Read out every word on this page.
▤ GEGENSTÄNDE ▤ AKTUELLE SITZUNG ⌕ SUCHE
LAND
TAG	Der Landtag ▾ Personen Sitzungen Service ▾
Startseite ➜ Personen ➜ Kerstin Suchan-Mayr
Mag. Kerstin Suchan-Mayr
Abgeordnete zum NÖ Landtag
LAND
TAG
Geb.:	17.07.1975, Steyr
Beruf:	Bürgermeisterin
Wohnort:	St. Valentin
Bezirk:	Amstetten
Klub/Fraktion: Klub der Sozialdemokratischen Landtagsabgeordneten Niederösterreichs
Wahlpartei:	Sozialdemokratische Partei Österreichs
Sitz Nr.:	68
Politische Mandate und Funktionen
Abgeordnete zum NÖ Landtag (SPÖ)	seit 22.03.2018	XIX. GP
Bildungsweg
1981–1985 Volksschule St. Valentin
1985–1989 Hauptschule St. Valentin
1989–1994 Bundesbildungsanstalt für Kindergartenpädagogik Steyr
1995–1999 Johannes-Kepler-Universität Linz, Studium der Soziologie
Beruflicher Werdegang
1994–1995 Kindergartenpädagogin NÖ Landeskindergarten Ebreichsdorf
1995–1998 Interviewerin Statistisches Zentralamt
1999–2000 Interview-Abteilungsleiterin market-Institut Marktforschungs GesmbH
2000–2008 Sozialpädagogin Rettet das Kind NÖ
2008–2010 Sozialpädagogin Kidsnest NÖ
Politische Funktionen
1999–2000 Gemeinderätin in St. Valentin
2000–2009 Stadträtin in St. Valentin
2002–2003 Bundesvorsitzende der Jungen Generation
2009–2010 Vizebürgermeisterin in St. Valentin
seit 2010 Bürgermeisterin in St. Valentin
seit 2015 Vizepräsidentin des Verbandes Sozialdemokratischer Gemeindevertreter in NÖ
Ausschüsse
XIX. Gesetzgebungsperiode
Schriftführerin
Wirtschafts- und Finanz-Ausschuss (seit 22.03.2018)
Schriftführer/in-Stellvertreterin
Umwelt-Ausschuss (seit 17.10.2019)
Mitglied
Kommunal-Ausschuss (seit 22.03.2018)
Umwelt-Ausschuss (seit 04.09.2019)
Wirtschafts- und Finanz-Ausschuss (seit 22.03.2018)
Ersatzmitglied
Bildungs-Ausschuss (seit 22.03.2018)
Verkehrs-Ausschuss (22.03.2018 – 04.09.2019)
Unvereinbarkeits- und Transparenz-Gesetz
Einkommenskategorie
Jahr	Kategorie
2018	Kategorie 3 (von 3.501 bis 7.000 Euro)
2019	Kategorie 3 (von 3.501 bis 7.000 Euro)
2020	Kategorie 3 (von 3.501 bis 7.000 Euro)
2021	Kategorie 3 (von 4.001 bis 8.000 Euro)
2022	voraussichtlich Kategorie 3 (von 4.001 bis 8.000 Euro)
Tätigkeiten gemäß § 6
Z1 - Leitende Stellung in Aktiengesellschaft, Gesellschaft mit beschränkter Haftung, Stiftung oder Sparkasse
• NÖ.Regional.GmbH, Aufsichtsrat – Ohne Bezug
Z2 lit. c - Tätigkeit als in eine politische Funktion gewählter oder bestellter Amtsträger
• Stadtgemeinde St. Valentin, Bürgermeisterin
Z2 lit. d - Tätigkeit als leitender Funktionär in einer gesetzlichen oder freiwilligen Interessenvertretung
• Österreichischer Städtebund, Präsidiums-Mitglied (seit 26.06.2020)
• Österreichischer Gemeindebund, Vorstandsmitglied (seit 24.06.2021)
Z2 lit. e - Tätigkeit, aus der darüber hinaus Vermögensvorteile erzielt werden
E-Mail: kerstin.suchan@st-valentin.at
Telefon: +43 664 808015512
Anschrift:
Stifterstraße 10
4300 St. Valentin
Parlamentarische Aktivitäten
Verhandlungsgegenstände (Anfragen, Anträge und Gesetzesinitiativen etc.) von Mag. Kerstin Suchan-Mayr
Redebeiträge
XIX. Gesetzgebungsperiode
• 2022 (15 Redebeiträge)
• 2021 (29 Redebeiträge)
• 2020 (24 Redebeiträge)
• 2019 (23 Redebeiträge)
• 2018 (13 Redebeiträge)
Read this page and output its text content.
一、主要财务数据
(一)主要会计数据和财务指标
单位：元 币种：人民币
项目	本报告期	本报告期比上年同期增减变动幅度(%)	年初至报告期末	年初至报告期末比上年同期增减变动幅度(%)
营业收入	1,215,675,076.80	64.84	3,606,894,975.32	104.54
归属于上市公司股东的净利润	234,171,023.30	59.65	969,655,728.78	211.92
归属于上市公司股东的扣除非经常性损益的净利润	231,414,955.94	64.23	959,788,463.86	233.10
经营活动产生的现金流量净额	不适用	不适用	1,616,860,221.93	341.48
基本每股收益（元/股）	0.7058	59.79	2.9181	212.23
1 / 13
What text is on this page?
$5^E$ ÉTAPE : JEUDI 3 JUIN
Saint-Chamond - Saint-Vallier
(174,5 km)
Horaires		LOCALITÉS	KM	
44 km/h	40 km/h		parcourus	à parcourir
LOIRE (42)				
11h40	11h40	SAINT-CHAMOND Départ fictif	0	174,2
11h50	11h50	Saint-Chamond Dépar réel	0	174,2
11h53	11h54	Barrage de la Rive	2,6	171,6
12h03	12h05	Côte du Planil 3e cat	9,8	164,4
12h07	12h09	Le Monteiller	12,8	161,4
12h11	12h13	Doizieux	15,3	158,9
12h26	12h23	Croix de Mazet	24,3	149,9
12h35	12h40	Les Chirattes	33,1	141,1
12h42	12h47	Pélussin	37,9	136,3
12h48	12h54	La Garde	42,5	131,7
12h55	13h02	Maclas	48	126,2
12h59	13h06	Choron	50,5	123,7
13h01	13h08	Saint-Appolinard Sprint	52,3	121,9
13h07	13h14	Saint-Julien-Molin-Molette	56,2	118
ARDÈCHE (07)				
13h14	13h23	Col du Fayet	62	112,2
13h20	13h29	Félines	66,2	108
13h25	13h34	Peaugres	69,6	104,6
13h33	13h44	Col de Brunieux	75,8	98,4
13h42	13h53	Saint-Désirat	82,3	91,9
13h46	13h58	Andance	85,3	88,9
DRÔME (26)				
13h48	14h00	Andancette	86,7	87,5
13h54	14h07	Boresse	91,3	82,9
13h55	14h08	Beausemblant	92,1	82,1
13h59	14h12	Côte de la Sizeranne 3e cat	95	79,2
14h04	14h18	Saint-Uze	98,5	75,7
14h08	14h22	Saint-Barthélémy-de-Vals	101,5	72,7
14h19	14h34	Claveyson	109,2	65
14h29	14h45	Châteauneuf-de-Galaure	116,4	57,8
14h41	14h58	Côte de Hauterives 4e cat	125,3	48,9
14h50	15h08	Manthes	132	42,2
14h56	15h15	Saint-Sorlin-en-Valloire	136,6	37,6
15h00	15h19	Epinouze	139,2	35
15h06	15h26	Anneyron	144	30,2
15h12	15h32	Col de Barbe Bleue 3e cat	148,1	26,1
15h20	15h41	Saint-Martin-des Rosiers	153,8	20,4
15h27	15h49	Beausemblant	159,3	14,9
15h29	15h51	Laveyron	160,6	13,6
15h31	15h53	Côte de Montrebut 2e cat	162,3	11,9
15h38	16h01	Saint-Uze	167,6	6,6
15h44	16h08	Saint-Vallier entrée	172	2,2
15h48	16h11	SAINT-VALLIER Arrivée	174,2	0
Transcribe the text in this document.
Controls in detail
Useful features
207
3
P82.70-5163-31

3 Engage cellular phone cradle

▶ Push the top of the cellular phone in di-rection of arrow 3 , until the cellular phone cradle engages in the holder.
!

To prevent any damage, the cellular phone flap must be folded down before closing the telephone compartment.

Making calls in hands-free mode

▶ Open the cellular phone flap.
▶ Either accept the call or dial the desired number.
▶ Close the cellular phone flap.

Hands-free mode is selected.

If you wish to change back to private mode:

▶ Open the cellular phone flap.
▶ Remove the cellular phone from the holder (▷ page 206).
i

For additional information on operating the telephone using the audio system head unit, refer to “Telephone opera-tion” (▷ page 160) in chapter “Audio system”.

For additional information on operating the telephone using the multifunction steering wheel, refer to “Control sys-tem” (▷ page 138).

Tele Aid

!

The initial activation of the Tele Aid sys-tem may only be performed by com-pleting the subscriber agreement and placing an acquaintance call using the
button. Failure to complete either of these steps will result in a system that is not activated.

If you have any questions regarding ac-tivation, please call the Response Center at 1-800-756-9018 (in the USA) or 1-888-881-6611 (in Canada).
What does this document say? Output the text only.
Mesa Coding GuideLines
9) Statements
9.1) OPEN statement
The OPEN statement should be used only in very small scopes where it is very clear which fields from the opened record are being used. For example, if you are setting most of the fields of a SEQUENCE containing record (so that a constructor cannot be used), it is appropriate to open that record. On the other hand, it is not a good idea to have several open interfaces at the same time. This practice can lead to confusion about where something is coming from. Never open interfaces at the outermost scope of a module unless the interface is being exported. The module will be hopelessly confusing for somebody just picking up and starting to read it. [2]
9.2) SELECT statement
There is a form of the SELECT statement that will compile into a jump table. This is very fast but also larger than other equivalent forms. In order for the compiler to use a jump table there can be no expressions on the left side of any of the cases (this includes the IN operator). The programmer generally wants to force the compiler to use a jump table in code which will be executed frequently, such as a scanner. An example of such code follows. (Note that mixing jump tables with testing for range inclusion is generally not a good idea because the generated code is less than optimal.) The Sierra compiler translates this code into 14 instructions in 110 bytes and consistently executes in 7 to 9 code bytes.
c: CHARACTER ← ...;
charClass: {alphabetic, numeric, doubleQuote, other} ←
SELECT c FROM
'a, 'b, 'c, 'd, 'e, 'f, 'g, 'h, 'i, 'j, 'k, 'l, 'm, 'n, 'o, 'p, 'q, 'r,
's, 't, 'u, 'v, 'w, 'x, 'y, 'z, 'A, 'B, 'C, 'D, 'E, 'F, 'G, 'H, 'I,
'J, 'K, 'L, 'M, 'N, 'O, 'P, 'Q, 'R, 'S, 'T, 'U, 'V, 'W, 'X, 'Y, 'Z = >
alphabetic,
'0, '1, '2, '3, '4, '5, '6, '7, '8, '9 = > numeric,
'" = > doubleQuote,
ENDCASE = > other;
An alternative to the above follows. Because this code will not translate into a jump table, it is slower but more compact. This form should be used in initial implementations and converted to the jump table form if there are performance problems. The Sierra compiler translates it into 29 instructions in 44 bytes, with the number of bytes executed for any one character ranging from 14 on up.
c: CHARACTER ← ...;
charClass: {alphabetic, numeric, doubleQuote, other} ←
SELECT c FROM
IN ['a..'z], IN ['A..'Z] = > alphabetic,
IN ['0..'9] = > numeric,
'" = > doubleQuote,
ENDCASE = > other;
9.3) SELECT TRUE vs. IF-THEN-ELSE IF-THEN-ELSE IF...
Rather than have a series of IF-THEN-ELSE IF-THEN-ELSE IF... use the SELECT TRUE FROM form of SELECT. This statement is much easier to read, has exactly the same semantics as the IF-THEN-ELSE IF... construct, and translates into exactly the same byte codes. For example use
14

####################

Task requirements: State how many lines of the listing above include the word "oder". Give nothing but the number.

Output: 3